### [Exercise instructions]
Make an exact copy of each entry, leaving out every picture.

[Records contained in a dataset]

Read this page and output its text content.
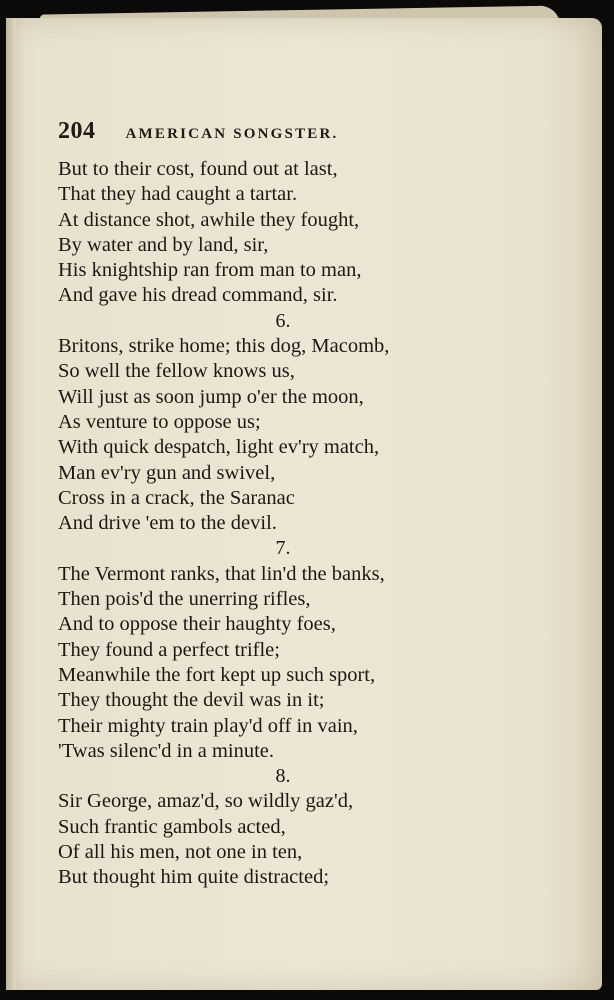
204 AMERICAN SONGSTER.
But to their cost, found out at last,
That they had caught a tartar.
At distance shot, awhile they fought,
By water and by land, sir,
His knightship ran from man to man,
And gave his dread command, sir.
6.
Britons, strike home; this dog, Macomb,
So well the fellow knows us,
Will just as soon jump o'er the moon,
As venture to oppose us;
With quick despatch, light ev'ry match,
Man ev'ry gun and swivel,
Cross in a crack, the Saranac
And drive 'em to the devil.
7.
The Vermont ranks, that lin'd the banks,
Then pois'd the unerring rifles,
And to oppose their haughty foes,
They found a perfect trifle;
Meanwhile the fort kept up such sport,
They thought the devil was in it;
Their mighty train play'd off in vain,
'Twas silenc'd in a minute.
8.
Sir George, amaz'd, so wildly gaz'd,
Such frantic gambols acted,
Of all his men, not one in ten,
But thought him quite distracted;
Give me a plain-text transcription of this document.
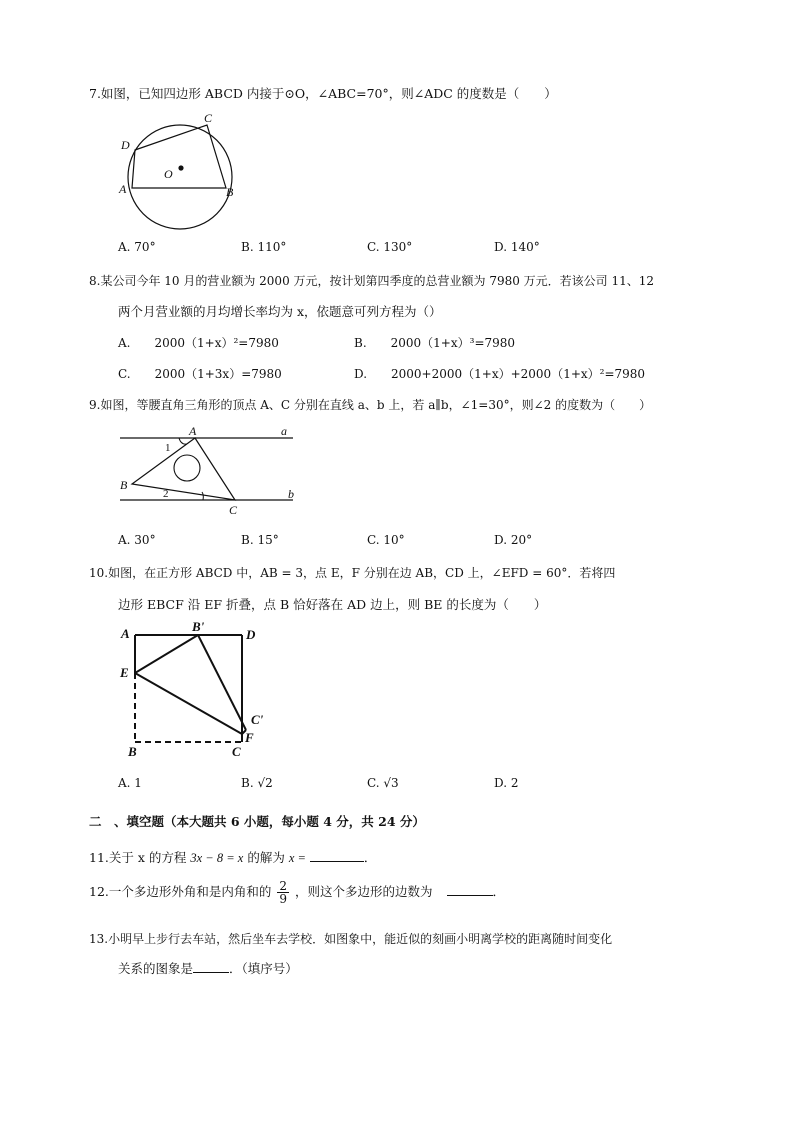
7.如图，已知四边形 ABCD 内接于⊙O，∠ABC=70°，则∠ADC 的度数是（　　）
D
C
O
A	B
A. 70°	B. 110°	C. 130°	D. 140°
8.某公司今年 10 月的营业额为 2000 万元，按计划第四季度的总营业额为 7980 万元．若该公司 11、12
两个月营业额的月均增长率均为 x，依题意可列方程为（）
A.　　2000（1+x）²=7980	B.　　2000（1+x）³=7980
C.　　2000（1+3x）=7980	D.　　2000+2000（1+x）+2000（1+x）²=7980
9.如图，等腰直角三角形的顶点 A、C 分别在直线 a、b 上，若 a∥b，∠1=30°，则∠2 的度数为（　　）
A	a
1
B
2	b
C
A. 30°	B. 15°	C. 10°	D. 20°
10.如图，在正方形 ABCD 中，AB = 3，点 E，F 分别在边 AB，CD 上，∠EFD = 60°．若将四
边形 EBCF 沿 EF 折叠，点 B 恰好落在 AD 边上，则 BE 的长度为（　　）
A	B'
D
E
C'
F
B	C
A. 1	B. √2	C. √3	D. 2
二　、填空题（本大题共 6 小题，每小题 4 分，共 24 分）
11.关于 x 的方程 3x − 8 = x 的解为 x =	．
12.一个多边形外角和是内角和的 $\frac{2}{9}$ ，则这个多边形的边数为	．
13.小明早上步行去车站，然后坐车去学校．如图象中，能近似的刻画小明离学校的距离随时间变化
关系的图象是	．（填序号）
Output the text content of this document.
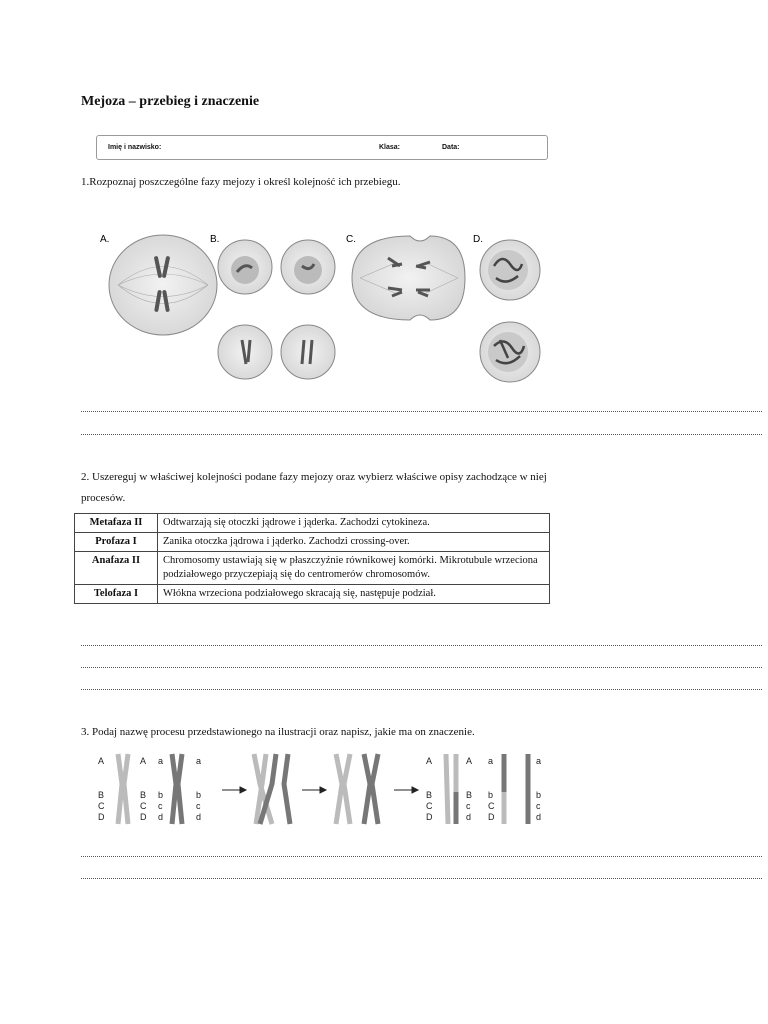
Mejoza – przebieg i znaczenie
Imię i nazwisko:	Klasa:	Data:
1.Rozpoznaj poszczególne fazy mejozy i określ kolejność ich przebiegu.
A.	B.	C.	D.
2. Uszereguj w właściwej kolejności podane fazy mejozy oraz wybierz właściwe opisy zachodzące w niej
procesów.
Metafaza II	Odtwarzają się otoczki jądrowe i jąderka. Zachodzi cytokineza.
Profaza I	Zanika otoczka jądrowa i jąderko. Zachodzi crossing-over.
Anafaza II	Chromosomy ustawiają się w płaszczyźnie równikowej komórki. Mikrotubule wrzeciona podziałowego przyczepiają się do centromerów chromosomów.
Telofaza I	Włókna wrzeciona podziałowego skracają się, następuje podział.
3. Podaj nazwę procesu przedstawionego na ilustracji oraz napisz, jakie ma on znaczenie.
A
B
C
D
A
B
C
D
a
b
c
d
a
b
c
d
A
B
C
D
A
B
c
d
a
b
C
D
a
b
c
d
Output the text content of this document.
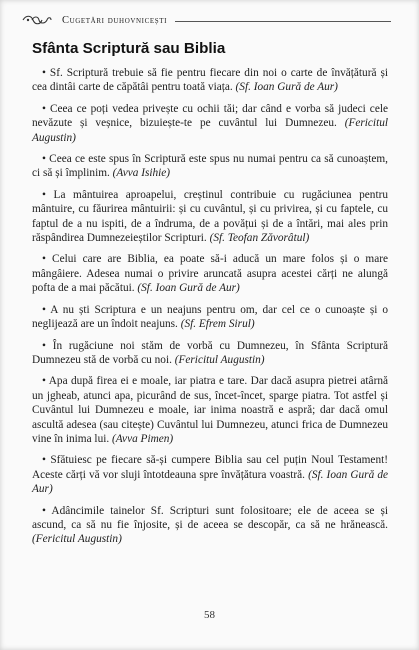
Cugetări duhovnicești
Sfânta Scriptură sau Biblia

• Sf. Scriptură trebuie să fie pentru fiecare din noi o carte de învățătură și cea dintâi carte de căpătâi pentru toată viața. (Sf. Ioan Gură de Aur)

• Ceea ce poți vedea privește cu ochii tăi; dar când e vorba să judeci cele nevăzute și veșnice, bizuiește-te pe cuvântul lui Dumnezeu. (Fericitul Augustin)

• Ceea ce este spus în Scriptură este spus nu numai pentru ca să cunoaștem, ci să și împlinim. (Avva Isihie)

• La mântuirea aproapelui, creștinul contribuie cu rugăciunea pentru mântuire, cu făurirea mântuirii: și cu cuvântul, și cu privirea, și cu faptele, cu faptul de a nu ispiti, de a îndruma, de a povățui și de a întări, mai ales prin răspândirea Dumnezeieștilor Scripturi. (Sf. Teofan Zăvorâtul)

• Celui care are Biblia, ea poate să-i aducă un mare folos și o mare mângâiere. Adesea numai o privire aruncată asupra acestei cărți ne alungă pofta de a mai păcătui. (Sf. Ioan Gură de Aur)

• A nu ști Scriptura e un neajuns pentru om, dar cel ce o cunoaște și o neglijează are un îndoit neajuns. (Sf. Efrem Sirul)

• În rugăciune noi stăm de vorbă cu Dumnezeu, în Sfânta Scriptură Dumnezeu stă de vorbă cu noi. (Fericitul Augustin)

• Apa după firea ei e moale, iar piatra e tare. Dar dacă asupra pietrei atârnă un jgheab, atunci apa, picurând de sus, încet-încet, sparge piatra. Tot astfel și Cuvântul lui Dumnezeu e moale, iar inima noastră e aspră; dar dacă omul ascultă adesea (sau citește) Cuvântul lui Dumnezeu, atunci frica de Dumnezeu vine în inima lui. (Avva Pimen)

• Sfătuiesc pe fiecare să-și cumpere Biblia sau cel puțin Noul Testament! Aceste cărți vă vor sluji întotdeauna spre învățătura voastră. (Sf. Ioan Gură de Aur)

• Adâncimile tainelor Sf. Scripturi sunt folositoare; ele de aceea se și ascund, ca să nu fie înjosite, și de aceea se descopăr, ca să ne hrănească. (Fericitul Augustin)

58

### [The output]
Read this page and output its text content.
204 AMERICAN SONGSTER.
But to their cost, found out at last,
That they had caught a tartar.
At distance shot, awhile they fought,
By water and by land, sir,
His knightship ran from man to man,
And gave his dread command, sir.
6.
Britons, strike home; this dog, Macomb,
So well the fellow knows us,
Will just as soon jump o'er the moon,
As venture to oppose us;
With quick despatch, light ev'ry match,
Man ev'ry gun and swivel,
Cross in a crack, the Saranac
And drive 'em to the devil.
7.
The Vermont ranks, that lin'd the banks,
Then pois'd the unerring rifles,
And to oppose their haughty foes,
They found a perfect trifle;
Meanwhile the fort kept up such sport,
They thought the devil was in it;
Their mighty train play'd off in vain,
'Twas silenc'd in a minute.
8.
Sir George, amaz'd, so wildly gaz'd,
Such frantic gambols acted,
Of all his men, not one in ten,
But thought him quite distracted;
Give me a plain-text transcription of this document.
7.如图，已知四边形 ABCD 内接于⊙O，∠ABC=70°，则∠ADC 的度数是（　　）
D
C
O
A	B
A. 70°	B. 110°	C. 130°	D. 140°
8.某公司今年 10 月的营业额为 2000 万元，按计划第四季度的总营业额为 7980 万元．若该公司 11、12
两个月营业额的月均增长率均为 x，依题意可列方程为（）
A.　　2000（1+x）²=7980	B.　　2000（1+x）³=7980
C.　　2000（1+3x）=7980	D.　　2000+2000（1+x）+2000（1+x）²=7980
9.如图，等腰直角三角形的顶点 A、C 分别在直线 a、b 上，若 a∥b，∠1=30°，则∠2 的度数为（　　）
A	a
1
B
2	b
C
A. 30°	B. 15°	C. 10°	D. 20°
10.如图，在正方形 ABCD 中，AB = 3，点 E，F 分别在边 AB，CD 上，∠EFD = 60°．若将四
边形 EBCF 沿 EF 折叠，点 B 恰好落在 AD 边上，则 BE 的长度为（　　）
A	B'
D
E
C'
F
B	C
A. 1	B. √2	C. √3	D. 2
二　、填空题（本大题共 6 小题，每小题 4 分，共 24 分）
11.关于 x 的方程 3x − 8 = x 的解为 x =	．
12.一个多边形外角和是内角和的 $\frac{2}{9}$ ，则这个多边形的边数为	．
13.小明早上步行去车站，然后坐车去学校．如图象中，能近似的刻画小明离学校的距离随时间变化
关系的图象是	．（填序号）
Output the text content of this document.
Mejoza – przebieg i znaczenie
Imię i nazwisko:	Klasa:	Data:
1.Rozpoznaj poszczególne fazy mejozy i określ kolejność ich przebiegu.
A.	B.	C.	D.
2. Uszereguj w właściwej kolejności podane fazy mejozy oraz wybierz właściwe opisy zachodzące w niej
procesów.
Metafaza II	Odtwarzają się otoczki jądrowe i jąderka. Zachodzi cytokineza.
Profaza I	Zanika otoczka jądrowa i jąderko. Zachodzi crossing-over.
Anafaza II	Chromosomy ustawiają się w płaszczyźnie równikowej komórki. Mikrotubule wrzeciona podziałowego przyczepiają się do centromerów chromosomów.
Telofaza I	Włókna wrzeciona podziałowego skracają się, następuje podział.
3. Podaj nazwę procesu przedstawionego na ilustracji oraz napisz, jakie ma on znaczenie.
A
B
C
D
A
B
C
D
a
b
c
d
a
b
c
d
A
B
C
D
A
B
c
d
a
b
C
D
a
b
c
d
Output the text content of this document.
Cugetări duhovnicești
Sfânta Scriptură sau Biblia

• Sf. Scriptură trebuie să fie pentru fiecare din noi o carte de învățătură și cea dintâi carte de căpătâi pentru toată viața. (Sf. Ioan Gură de Aur)

• Ceea ce poți vedea privește cu ochii tăi; dar când e vorba să judeci cele nevăzute și veșnice, bizuiește-te pe cuvântul lui Dumnezeu. (Fericitul Augustin)

• Ceea ce este spus în Scriptură este spus nu numai pentru ca să cunoaștem, ci să și împlinim. (Avva Isihie)

• La mântuirea aproapelui, creștinul contribuie cu rugăciunea pentru mântuire, cu făurirea mântuirii: și cu cuvântul, și cu privirea, și cu faptele, cu faptul de a nu ispiti, de a îndruma, de a povățui și de a întări, mai ales prin răspândirea Dumnezeieștilor Scripturi. (Sf. Teofan Zăvorâtul)

• Celui care are Biblia, ea poate să-i aducă un mare folos și o mare mângâiere. Adesea numai o privire aruncată asupra acestei cărți ne alungă pofta de a mai păcătui. (Sf. Ioan Gură de Aur)

• A nu ști Scriptura e un neajuns pentru om, dar cel ce o cunoaște și o neglijează are un îndoit neajuns. (Sf. Efrem Sirul)

• În rugăciune noi stăm de vorbă cu Dumnezeu, în Sfânta Scriptură Dumnezeu stă de vorbă cu noi. (Fericitul Augustin)

• Apa după firea ei e moale, iar piatra e tare. Dar dacă asupra pietrei atârnă un jgheab, atunci apa, picurând de sus, încet-încet, sparge piatra. Tot astfel și Cuvântul lui Dumnezeu e moale, iar inima noastră e aspră; dar dacă omul ascultă adesea (sau citește) Cuvântul lui Dumnezeu, atunci frica de Dumnezeu vine în inima lui. (Avva Pimen)

• Sfătuiesc pe fiecare să-și cumpere Biblia sau cel puțin Noul Testament! Aceste cărți vă vor sluji întotdeauna spre învățătura voastră. (Sf. Ioan Gură de Aur)

• Adâncimile tainelor Sf. Scripturi sunt folositoare; ele de aceea se și ascund, ca să nu fie înjosite, și de aceea se descopăr, ca să ne hrănească. (Fericitul Augustin)

58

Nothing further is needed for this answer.